What is needed: Identify and pull out each line of the entries in which "this" occurs.

Available data:
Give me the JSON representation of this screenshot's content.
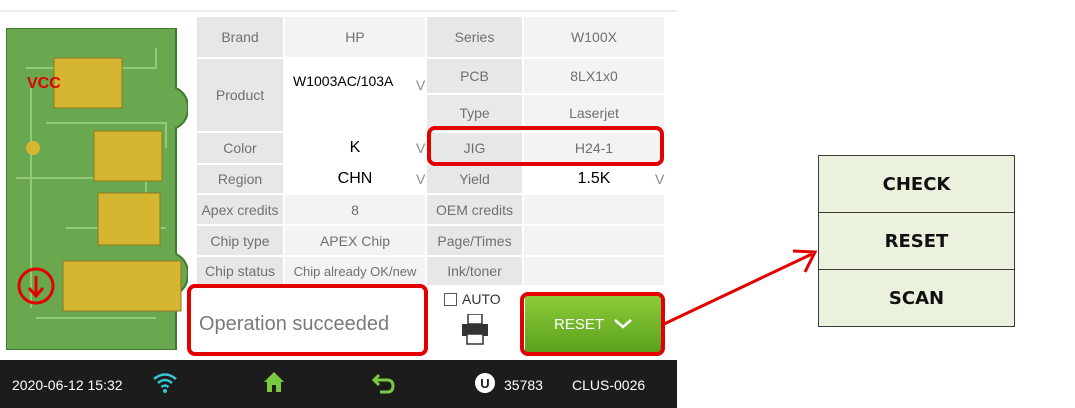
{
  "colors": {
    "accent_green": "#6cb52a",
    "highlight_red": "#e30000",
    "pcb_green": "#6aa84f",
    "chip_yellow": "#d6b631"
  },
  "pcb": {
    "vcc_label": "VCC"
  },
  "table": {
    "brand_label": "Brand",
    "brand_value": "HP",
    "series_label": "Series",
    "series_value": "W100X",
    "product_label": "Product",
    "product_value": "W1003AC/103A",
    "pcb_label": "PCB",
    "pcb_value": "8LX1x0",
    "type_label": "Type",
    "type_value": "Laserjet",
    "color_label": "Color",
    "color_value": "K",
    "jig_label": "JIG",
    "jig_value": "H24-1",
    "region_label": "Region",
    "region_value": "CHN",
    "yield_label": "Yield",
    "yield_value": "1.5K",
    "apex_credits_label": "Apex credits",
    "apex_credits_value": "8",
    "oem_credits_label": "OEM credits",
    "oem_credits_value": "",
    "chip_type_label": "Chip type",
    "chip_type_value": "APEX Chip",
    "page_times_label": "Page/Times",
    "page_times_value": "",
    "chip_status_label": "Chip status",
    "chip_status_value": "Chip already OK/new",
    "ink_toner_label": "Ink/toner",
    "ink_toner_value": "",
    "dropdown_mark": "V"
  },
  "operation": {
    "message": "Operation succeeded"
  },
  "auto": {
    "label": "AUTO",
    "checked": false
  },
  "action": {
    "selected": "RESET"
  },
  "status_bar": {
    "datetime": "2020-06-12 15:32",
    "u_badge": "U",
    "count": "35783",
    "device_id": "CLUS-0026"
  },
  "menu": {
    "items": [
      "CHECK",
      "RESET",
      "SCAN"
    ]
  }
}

---

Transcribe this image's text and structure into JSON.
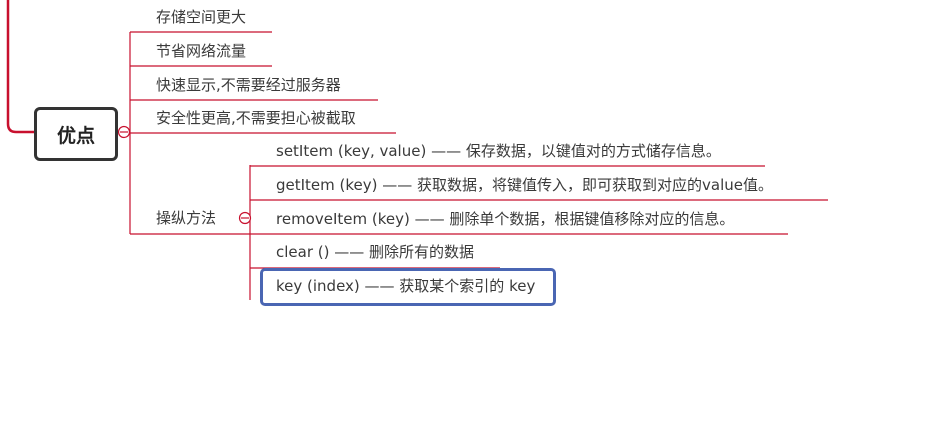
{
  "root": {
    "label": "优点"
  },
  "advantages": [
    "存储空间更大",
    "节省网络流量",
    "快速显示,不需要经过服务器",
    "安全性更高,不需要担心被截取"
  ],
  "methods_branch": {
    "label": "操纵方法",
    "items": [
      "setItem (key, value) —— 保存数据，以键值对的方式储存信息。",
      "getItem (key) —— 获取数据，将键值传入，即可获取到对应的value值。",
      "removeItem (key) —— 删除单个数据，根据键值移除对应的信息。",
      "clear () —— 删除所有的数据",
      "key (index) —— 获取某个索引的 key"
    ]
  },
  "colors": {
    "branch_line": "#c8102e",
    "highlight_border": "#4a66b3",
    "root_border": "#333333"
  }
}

---

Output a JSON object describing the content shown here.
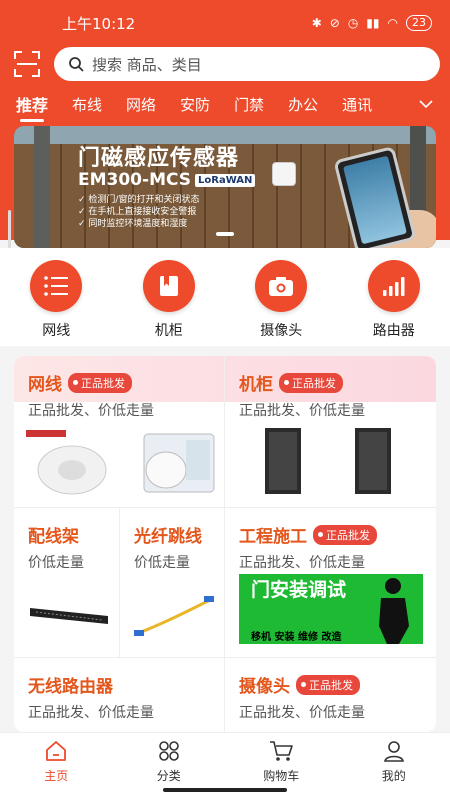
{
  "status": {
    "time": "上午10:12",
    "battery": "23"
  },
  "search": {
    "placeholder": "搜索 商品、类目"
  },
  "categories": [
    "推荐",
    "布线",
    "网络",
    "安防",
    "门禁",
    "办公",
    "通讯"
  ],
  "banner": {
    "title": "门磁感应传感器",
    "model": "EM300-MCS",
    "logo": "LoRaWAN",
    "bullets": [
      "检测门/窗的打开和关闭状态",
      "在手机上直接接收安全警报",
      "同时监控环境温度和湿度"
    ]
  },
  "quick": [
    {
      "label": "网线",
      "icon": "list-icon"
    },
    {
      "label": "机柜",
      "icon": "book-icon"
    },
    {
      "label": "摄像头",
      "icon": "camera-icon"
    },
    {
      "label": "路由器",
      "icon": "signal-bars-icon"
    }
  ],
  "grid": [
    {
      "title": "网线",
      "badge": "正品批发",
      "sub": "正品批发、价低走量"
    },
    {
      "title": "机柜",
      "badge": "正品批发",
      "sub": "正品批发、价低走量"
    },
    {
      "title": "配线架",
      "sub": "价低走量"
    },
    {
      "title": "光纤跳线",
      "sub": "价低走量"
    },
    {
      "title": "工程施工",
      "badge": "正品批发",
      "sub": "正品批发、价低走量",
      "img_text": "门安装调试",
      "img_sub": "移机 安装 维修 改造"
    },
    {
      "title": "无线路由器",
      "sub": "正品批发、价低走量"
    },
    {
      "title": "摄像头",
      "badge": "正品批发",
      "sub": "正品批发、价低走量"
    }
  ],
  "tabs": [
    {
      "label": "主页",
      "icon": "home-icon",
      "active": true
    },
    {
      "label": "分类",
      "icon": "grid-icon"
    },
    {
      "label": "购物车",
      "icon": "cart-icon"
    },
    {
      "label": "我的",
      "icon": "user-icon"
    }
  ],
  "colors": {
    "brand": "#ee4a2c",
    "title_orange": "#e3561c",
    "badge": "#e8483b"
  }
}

Solution:
Give me the JSON representation of this screenshot's content.
Transcribe this image's text and structure into JSON.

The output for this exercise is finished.